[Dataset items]

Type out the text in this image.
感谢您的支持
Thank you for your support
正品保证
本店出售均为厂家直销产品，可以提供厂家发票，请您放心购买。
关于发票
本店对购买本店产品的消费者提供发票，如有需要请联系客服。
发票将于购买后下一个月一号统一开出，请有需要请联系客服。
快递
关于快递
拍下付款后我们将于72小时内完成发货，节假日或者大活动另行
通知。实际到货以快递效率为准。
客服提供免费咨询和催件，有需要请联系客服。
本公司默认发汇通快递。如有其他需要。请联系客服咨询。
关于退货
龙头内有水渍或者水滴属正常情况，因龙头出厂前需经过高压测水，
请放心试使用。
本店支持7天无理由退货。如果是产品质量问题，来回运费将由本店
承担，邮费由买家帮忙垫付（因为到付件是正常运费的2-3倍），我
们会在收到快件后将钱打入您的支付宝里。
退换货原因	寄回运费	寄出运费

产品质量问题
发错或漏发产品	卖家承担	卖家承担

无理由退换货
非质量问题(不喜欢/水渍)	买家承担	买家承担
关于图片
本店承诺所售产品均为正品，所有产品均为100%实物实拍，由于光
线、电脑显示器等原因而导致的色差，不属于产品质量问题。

**TASK GOAL**
Repeat every record exactly as written, please.

**FINAL ANSWER**
Type out the text in this image.
感谢您的支持
Thank you for your support
正品保证
本店出售均为厂家直销产品，可以提供厂家发票，请您放心购买。
关于发票
本店对购买本店产品的消费者提供发票，如有需要请联系客服。
发票将于购买后下一个月一号统一开出，请有需要请联系客服。
快递
关于快递
拍下付款后我们将于72小时内完成发货，节假日或者大活动另行
通知。实际到货以快递效率为准。
客服提供免费咨询和催件，有需要请联系客服。
本公司默认发汇通快递。如有其他需要。请联系客服咨询。
关于退货
龙头内有水渍或者水滴属正常情况，因龙头出厂前需经过高压测水，
请放心试使用。
本店支持7天无理由退货。如果是产品质量问题，来回运费将由本店
承担，邮费由买家帮忙垫付（因为到付件是正常运费的2-3倍），我
们会在收到快件后将钱打入您的支付宝里。
退换货原因	寄回运费	寄出运费

产品质量问题
发错或漏发产品	卖家承担	卖家承担

无理由退换货
非质量问题(不喜欢/水渍)	买家承担	买家承担
关于图片
本店承诺所售产品均为正品，所有产品均为100%实物实拍，由于光
线、电脑显示器等原因而导致的色差，不属于产品质量问题。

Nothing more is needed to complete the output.